Listing:
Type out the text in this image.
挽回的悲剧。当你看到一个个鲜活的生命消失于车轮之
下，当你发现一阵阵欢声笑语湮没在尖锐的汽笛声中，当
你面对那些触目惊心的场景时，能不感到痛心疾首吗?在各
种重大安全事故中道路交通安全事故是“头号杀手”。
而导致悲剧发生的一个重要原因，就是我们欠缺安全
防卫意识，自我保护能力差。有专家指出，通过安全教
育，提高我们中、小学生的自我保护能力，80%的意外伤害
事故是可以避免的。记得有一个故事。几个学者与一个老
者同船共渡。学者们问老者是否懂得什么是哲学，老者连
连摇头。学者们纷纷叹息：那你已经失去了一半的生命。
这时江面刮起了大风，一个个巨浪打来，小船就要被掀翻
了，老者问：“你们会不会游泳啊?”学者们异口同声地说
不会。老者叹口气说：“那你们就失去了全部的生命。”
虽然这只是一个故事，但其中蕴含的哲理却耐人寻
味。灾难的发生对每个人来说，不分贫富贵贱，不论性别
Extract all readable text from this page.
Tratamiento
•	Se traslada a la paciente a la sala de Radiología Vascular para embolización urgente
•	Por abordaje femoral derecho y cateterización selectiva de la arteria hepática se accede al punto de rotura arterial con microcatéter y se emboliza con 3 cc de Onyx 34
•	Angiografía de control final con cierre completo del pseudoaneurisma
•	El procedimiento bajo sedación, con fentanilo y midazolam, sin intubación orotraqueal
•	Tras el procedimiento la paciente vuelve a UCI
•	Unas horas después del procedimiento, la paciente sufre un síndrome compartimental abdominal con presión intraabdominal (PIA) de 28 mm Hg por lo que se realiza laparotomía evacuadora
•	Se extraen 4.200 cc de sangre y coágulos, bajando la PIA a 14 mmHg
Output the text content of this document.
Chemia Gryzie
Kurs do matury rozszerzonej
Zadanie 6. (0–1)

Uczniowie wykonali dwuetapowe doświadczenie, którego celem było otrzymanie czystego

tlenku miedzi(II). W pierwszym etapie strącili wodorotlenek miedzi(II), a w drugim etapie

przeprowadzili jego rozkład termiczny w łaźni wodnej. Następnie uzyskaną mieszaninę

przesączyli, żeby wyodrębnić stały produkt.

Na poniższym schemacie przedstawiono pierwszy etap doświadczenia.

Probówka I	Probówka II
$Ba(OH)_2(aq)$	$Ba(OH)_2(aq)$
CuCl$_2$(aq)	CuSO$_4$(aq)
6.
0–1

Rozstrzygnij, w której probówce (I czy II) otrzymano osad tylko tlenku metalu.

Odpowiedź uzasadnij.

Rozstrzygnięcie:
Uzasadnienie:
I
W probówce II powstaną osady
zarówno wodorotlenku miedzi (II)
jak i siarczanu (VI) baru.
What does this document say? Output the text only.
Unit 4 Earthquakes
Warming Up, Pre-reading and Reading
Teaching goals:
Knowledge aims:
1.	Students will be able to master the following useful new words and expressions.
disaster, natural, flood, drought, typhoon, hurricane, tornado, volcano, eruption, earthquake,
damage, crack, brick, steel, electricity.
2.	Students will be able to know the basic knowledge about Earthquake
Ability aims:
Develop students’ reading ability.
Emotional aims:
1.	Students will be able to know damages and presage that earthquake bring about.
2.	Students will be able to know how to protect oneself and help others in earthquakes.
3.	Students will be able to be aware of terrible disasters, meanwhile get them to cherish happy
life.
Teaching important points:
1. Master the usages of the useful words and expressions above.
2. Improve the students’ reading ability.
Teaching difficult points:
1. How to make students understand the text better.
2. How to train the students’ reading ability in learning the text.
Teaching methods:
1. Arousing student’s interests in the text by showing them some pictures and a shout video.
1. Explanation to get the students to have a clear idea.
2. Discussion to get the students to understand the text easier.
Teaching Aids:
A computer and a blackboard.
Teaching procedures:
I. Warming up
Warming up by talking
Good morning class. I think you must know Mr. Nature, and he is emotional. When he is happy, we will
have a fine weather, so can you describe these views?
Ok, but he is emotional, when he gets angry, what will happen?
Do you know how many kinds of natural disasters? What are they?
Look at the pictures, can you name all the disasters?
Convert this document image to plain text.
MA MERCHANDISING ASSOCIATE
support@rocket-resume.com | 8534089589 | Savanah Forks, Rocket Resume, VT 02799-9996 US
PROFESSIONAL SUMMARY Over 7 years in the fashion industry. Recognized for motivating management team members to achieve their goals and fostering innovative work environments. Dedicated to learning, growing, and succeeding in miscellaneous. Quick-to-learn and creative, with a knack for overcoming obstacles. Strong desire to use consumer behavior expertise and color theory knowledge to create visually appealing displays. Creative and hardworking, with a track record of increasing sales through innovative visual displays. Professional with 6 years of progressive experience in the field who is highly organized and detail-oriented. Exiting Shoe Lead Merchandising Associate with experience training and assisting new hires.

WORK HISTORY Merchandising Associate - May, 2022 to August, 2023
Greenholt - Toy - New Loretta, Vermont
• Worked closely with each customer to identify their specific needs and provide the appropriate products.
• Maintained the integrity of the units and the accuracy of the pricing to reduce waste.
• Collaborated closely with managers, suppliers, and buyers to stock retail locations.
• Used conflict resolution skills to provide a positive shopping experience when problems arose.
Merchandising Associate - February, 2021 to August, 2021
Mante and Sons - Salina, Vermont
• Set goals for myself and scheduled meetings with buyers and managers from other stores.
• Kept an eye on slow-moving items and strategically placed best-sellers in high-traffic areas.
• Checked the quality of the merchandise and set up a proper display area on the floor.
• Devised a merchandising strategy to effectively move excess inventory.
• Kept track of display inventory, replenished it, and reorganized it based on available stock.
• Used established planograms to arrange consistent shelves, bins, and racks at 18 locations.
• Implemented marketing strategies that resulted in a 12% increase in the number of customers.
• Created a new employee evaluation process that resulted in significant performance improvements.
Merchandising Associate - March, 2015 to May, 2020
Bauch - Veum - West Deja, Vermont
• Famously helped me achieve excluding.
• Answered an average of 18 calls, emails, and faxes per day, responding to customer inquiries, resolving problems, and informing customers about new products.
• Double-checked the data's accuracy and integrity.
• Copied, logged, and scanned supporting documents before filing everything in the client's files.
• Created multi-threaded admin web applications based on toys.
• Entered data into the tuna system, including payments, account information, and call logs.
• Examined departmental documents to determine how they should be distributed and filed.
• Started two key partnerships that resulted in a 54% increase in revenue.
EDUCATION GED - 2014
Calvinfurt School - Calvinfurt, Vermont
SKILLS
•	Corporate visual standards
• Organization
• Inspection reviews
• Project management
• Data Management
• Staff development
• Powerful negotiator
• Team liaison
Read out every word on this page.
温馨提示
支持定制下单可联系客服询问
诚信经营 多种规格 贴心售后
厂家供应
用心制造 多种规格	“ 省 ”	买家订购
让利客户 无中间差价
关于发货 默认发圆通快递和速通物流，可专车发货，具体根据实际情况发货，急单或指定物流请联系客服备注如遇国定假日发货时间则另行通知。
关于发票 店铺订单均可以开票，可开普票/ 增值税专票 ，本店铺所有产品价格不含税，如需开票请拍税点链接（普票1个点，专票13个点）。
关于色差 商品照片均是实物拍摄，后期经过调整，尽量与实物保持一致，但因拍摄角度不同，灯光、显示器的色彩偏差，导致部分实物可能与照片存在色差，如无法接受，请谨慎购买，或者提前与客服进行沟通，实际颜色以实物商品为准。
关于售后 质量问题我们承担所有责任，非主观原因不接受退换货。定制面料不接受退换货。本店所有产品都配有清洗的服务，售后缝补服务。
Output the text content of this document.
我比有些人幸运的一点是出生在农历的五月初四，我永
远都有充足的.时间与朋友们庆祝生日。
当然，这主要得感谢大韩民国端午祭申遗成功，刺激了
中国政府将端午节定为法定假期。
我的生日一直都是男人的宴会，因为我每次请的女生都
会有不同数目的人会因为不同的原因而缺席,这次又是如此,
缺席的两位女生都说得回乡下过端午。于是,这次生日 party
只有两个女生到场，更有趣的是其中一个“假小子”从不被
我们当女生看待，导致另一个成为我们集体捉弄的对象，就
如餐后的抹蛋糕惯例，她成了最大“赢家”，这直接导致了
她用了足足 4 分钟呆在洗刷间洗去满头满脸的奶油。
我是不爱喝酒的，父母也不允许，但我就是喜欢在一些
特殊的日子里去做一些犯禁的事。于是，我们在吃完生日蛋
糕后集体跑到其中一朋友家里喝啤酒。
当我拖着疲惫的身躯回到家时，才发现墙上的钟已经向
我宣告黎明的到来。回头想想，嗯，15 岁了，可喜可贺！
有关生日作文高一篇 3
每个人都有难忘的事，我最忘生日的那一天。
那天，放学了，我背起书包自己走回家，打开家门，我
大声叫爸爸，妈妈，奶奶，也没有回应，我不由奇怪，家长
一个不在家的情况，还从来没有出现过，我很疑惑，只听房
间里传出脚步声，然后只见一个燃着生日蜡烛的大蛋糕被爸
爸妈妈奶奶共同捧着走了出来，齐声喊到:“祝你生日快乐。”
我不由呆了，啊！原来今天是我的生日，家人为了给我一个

Written instruction: Copy each line holding the word "documents" from the listing above.

Completed task:
• Copied, logged, and scanned supporting documents before filing everything in the client's files.
• Examined departmental documents to determine how they should be distributed and filed.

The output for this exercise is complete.